**PROMPT:** Only lines holding the string "this" are wanted; copy each one from the material.

— start DATA ENTRIES —

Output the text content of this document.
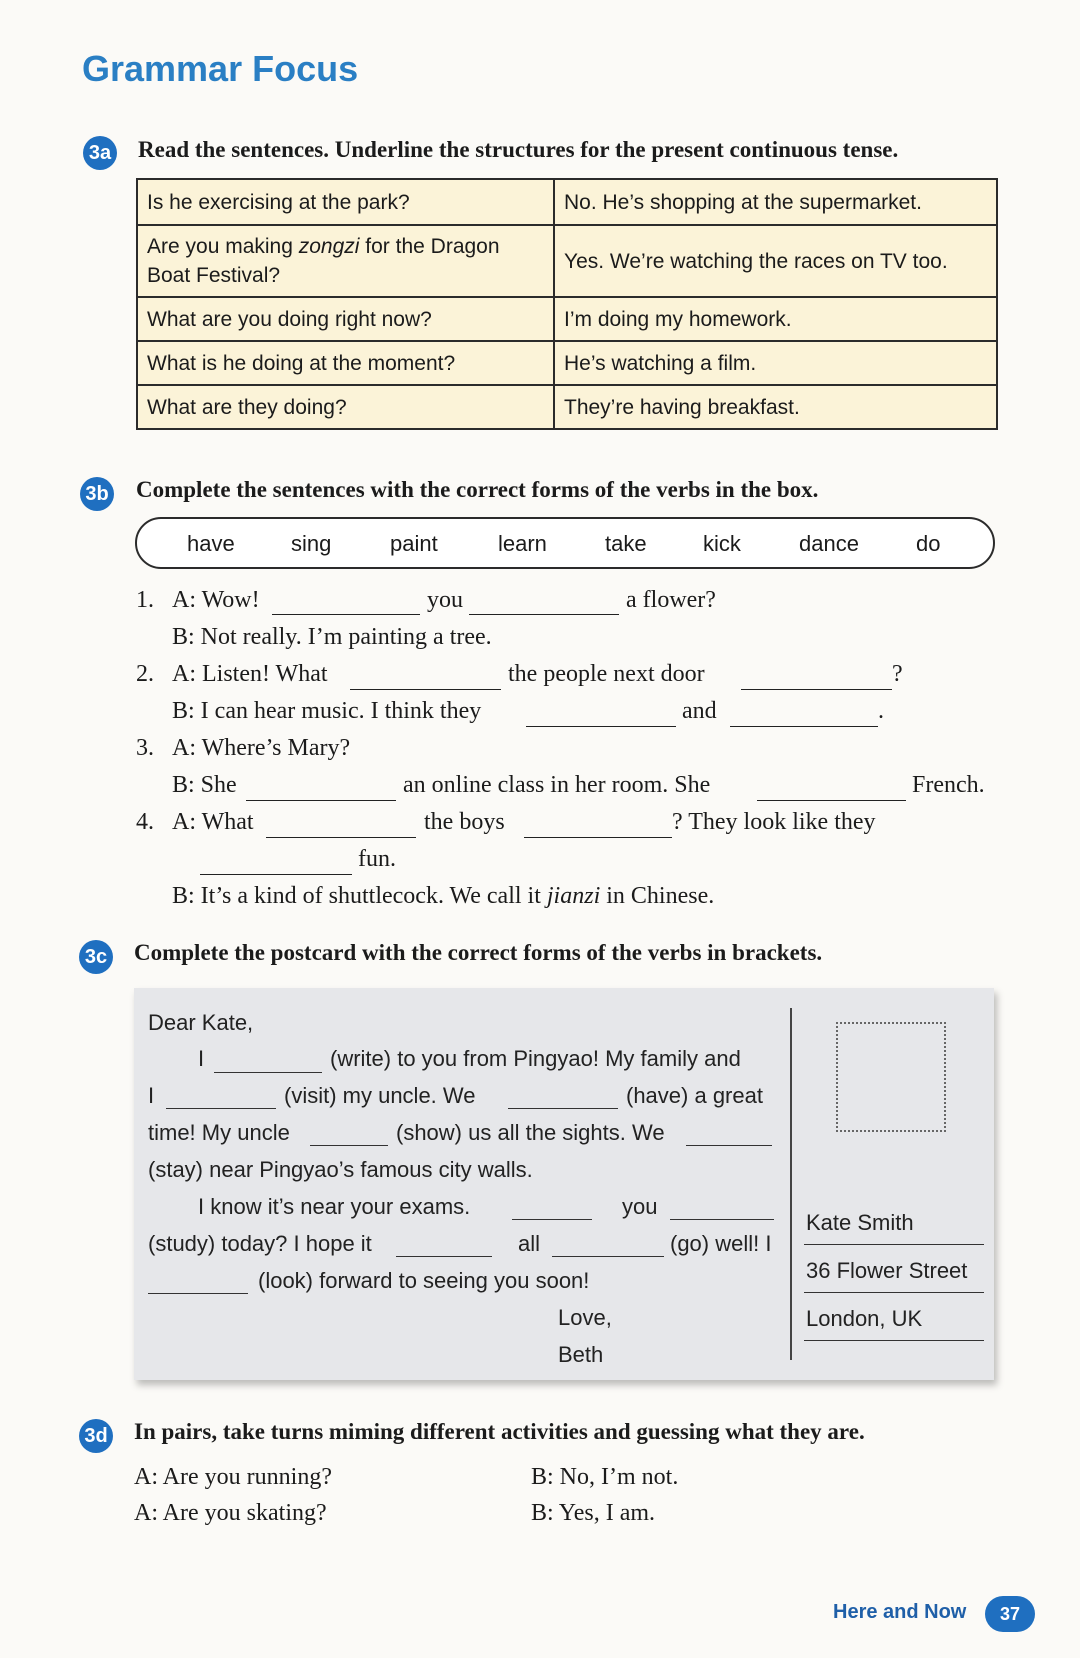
Grammar Focus
3a Read the sentences. Underline the structures for the present continuous tense.
Is he exercising at the park?	No. He’s shopping at the supermarket.
Are you making zongzi for the Dragon Boat Festival?	Yes. We’re watching the races on TV too.
What are you doing right now?	I’m doing my homework.
What is he doing at the moment?	He’s watching a film.
What are they doing?	They’re having breakfast.
3b Complete the sentences with the correct forms of the verbs in the box.
have	sing	paint	learn	take	kick	dance	do
1. A: Wow!	you	a flower?
B: Not really. I’m painting a tree.
2. A: Listen! What	the people next door	?
B: I can hear music. I think they	and	.
3. A: Where’s Mary?
B: She	an online class in her room. She	French.
4. A: What	the boys	? They look like they
fun.
B: It’s a kind of shuttlecock. We call it jianzi in Chinese.
3c Complete the postcard with the correct forms of the verbs in brackets.
Dear Kate,
I	(write) to you from Pingyao! My family and
I	(visit) my uncle. We	(have) a great
time! My uncle	(show) us all the sights. We
(stay) near Pingyao’s famous city walls.
I know it’s near your exams.	you
(study) today? I hope it	all	(go) well! I
(look) forward to seeing you soon!
Love,
Beth
Kate Smith
36 Flower Street
London, UK
3d In pairs, take turns miming different activities and guessing what they are.
A: Are you running?	B: No, I’m not.
A: Are you skating?	B: Yes, I am.
Here and Now	37
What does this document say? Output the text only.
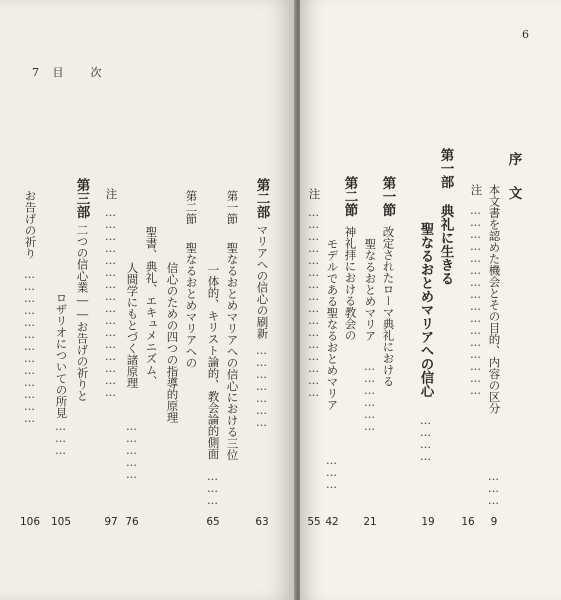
7 目　次
第二部
マリアへの信心の刷新
…………………
63
第一節
聖なるおとめマリアへの信心における三位
一体的、キリスト論的、教会論的側面
………
65
第二節
聖なるおとめマリアへの
信心のための四つの指導的原理
聖書、典礼、エキュメニズム、
人間学にもとづく諸原理
……………
76
注
…………………………………………
97
第三部
二つの信心業――お告げの祈りと
ロザリオについての所見
………
105
お告げの祈り
…………………………………
106
6
序
文
本文書を認めた機会とその目的、内容の区分
………
9
注
…………………………………………
16
第一部
典礼に生きる
聖なるおとめマリアへの信心
…………
19
第一節
改定されたローマ典礼における
聖なるおとめマリア
………………
21
第二節
神礼拝における教会の
モデルである聖なるおとめマリア
………
42
注
…………………………………………
55
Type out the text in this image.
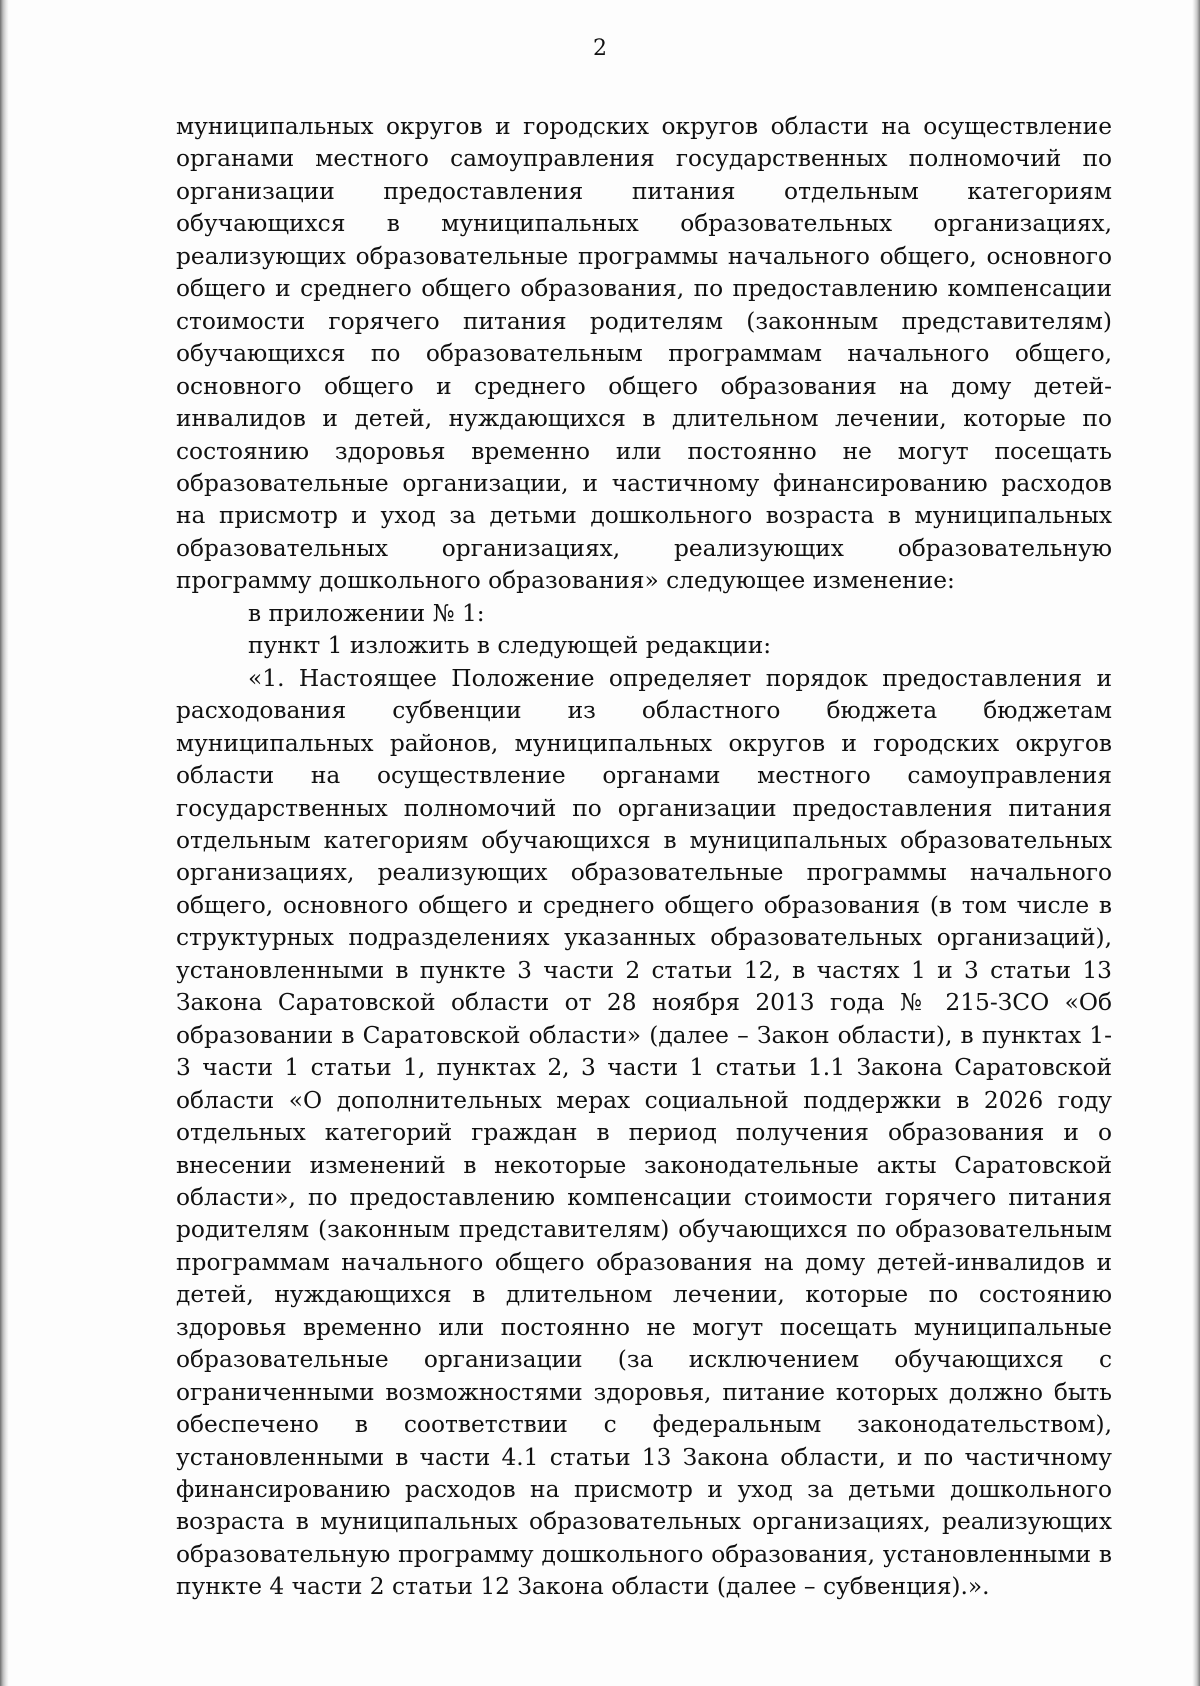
2

муниципальных округов и городских округов области на осуществление органами местного самоуправления государственных полномочий по организации предоставления питания отдельным категориям обучающихся в муниципальных образовательных организациях, реализующих образовательные программы начального общего, основного общего и среднего общего образования, по предоставлению компенсации стоимости горячего питания родителям (законным представителям) обучающихся по образовательным программам начального общего, основного общего и среднего общего образования на дому детей-инвалидов и детей, нуждающихся в длительном лечении, которые по состоянию здоровья временно или постоянно не могут посещать образовательные организации, и частичному финансированию расходов на присмотр и уход за детьми дошкольного возраста в муниципальных образовательных организациях, реализующих образовательную программу дошкольного образования» следующее изменение:

в приложении № 1:

пункт 1 изложить в следующей редакции:

«1. Настоящее Положение определяет порядок предоставления и расходования субвенции из областного бюджета бюджетам муниципальных районов, муниципальных округов и городских округов области на осуществление органами местного самоуправления государственных полномочий по организации предоставления питания отдельным категориям обучающихся в муниципальных образовательных организациях, реализующих образовательные программы начального общего, основного общего и среднего общего образования (в том числе в структурных подразделениях указанных образовательных организаций), установленными в пункте 3 части 2 статьи 12, в частях 1 и 3 статьи 13 Закона Саратовской области от 28 ноября 2013 года № 215-ЗСО «Об образовании в Саратовской области» (далее – Закон области), в пунктах 1-3 части 1 статьи 1, пунктах 2, 3 части 1 статьи 1.1 Закона Саратовской области «О дополнительных мерах социальной поддержки в 2026 году отдельных категорий граждан в период получения образования и о внесении изменений в некоторые законодательные акты Саратовской области», по предоставлению компенсации стоимости горячего питания родителям (законным представителям) обучающихся по образовательным программам начального общего образования на дому детей-инвалидов и детей, нуждающихся в длительном лечении, которые по состоянию здоровья временно или постоянно не могут посещать муниципальные образовательные организации (за исключением обучающихся с ограниченными возможностями здоровья, питание которых должно быть обеспечено в соответствии с федеральным законодательством), установленными в части 4.1 статьи 13 Закона области, и по частичному финансированию расходов на присмотр и уход за детьми дошкольного возраста в муниципальных образовательных организациях, реализующих образовательную программу дошкольного образования, установленными в пункте 4 части 2 статьи 12 Закона области (далее – субвенция).».
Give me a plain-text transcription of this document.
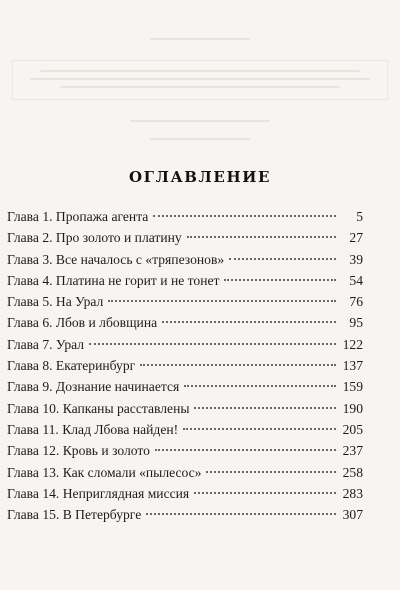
ОГЛАВЛЕНИЕ
Глава 1. Пропажа агента	5
Глава 2. Про золото и платину	27
Глава 3. Все началось с «тряпезонов»	39
Глава 4. Платина не горит и не тонет	54
Глава 5. На Урал	76
Глава 6. Лбов и лбовщина	95
Глава 7. Урал	122
Глава 8. Екатеринбург	137
Глава 9. Дознание начинается	159
Глава 10. Капканы расставлены	190
Глава 11. Клад Лбова найден!	205
Глава 12. Кровь и золото	237
Глава 13. Как сломали «пылесос»	258
Глава 14. Неприглядная миссия	283
Глава 15. В Петербурге	307
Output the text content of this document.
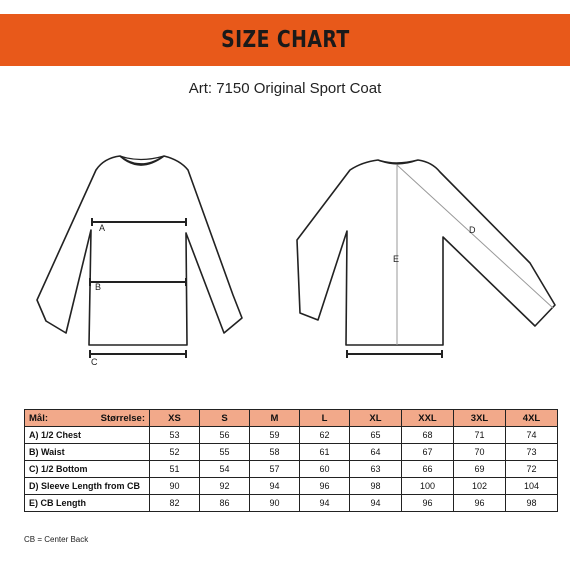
SIZE CHART
Art: 7150 Original Sport Coat
A
B
C
E
D
Mål: Størrelse:	XS	S	M	L	XL	XXL	3XL	4XL
A) 1/2 Chest	53	56	59	62	65	68	71	74
B) Waist	52	55	58	61	64	67	70	73
C) 1/2 Bottom	51	54	57	60	63	66	69	72
D) Sleeve Length from CB	90	92	94	96	98	100	102	104
E) CB Length	82	86	90	94	94	96	96	98
CB = Center Back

— end DATA ENTRIES —

**COMPLETE OUTPUT:**
Output the text content of this document.
What does this document say? Output the text only.
Type out the text in this image.
Give me a plain-text transcription of this document.
Output the text content of this document.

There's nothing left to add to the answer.